### WHAT IS ASKED
Reply with one number: the count of lines in the data that hold the string "screenshot".

⟨

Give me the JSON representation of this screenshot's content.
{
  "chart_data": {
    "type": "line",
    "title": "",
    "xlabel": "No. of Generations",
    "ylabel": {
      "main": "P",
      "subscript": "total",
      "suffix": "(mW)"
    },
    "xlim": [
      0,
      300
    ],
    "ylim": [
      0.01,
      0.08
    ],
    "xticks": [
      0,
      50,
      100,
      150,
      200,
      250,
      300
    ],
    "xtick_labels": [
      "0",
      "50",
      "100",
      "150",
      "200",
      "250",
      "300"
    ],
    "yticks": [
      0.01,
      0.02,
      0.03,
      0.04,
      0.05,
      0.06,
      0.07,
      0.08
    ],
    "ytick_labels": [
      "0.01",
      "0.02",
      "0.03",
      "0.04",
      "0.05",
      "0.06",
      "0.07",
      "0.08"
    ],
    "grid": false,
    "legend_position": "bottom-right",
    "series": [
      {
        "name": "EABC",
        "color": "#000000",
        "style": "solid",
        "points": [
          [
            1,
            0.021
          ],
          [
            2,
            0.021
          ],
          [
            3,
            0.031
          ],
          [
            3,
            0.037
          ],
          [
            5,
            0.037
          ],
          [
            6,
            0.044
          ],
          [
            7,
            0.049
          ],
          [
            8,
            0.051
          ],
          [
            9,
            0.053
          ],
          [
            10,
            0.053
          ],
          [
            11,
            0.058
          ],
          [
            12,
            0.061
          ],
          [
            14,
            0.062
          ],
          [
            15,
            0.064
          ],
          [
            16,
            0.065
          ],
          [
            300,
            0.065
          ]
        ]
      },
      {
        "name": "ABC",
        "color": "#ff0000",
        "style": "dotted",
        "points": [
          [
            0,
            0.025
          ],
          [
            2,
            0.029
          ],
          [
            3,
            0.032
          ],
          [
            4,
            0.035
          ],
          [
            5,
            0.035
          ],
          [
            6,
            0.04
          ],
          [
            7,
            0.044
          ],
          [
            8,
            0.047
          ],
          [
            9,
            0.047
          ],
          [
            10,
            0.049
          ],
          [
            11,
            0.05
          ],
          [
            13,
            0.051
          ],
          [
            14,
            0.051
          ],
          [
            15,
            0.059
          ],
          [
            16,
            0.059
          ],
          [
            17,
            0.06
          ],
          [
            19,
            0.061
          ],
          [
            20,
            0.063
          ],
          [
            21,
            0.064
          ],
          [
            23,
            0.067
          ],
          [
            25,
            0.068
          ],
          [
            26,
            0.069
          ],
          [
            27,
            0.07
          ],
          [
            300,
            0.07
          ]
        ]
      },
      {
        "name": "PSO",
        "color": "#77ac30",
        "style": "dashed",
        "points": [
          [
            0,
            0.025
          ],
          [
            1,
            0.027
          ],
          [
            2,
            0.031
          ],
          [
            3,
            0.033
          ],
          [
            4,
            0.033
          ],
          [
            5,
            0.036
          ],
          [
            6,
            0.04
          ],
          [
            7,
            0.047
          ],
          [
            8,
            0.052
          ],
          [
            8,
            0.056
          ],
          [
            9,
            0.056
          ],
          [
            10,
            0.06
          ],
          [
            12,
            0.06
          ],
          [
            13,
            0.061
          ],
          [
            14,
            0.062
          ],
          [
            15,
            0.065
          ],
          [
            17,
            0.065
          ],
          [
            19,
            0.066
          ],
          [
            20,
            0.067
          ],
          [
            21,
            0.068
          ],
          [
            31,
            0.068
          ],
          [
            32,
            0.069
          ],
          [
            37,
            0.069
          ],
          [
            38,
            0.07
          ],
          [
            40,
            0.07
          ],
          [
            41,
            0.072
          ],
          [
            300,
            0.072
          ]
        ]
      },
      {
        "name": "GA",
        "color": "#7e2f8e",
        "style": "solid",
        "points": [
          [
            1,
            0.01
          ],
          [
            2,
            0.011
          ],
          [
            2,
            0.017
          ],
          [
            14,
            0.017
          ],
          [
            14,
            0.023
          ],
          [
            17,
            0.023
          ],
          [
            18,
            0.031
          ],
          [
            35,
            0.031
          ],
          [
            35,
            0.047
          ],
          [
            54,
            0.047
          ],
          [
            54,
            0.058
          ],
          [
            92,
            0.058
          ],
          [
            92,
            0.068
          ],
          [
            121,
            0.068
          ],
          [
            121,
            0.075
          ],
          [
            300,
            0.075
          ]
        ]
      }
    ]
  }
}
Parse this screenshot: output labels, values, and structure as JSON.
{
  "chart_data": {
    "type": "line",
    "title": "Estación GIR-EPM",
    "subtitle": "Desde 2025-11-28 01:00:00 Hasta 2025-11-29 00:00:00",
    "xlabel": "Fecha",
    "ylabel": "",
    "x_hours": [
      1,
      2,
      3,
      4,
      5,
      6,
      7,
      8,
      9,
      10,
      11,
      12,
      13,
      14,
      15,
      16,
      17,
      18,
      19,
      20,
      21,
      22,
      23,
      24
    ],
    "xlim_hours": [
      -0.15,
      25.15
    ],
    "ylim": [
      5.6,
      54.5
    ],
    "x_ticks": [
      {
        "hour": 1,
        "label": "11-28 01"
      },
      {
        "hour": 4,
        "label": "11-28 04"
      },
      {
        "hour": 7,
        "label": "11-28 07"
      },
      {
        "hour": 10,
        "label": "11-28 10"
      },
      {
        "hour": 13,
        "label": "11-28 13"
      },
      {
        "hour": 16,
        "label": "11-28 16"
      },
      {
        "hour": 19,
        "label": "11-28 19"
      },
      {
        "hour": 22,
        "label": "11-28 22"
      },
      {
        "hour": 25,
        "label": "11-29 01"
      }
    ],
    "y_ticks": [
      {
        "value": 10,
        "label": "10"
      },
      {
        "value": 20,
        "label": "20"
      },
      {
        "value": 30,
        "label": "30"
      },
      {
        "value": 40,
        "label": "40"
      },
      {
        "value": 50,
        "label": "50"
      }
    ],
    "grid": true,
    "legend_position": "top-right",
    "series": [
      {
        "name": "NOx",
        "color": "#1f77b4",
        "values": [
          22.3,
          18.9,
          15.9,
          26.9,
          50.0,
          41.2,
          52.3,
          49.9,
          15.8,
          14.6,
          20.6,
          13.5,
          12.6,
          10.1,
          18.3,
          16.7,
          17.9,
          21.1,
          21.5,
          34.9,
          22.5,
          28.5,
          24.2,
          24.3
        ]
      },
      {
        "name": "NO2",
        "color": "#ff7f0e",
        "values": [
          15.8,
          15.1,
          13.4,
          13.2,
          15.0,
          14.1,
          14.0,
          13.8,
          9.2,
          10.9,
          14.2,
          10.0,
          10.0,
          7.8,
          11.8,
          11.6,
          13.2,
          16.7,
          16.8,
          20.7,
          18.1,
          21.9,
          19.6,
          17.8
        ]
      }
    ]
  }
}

⟩

### SOLUTION
2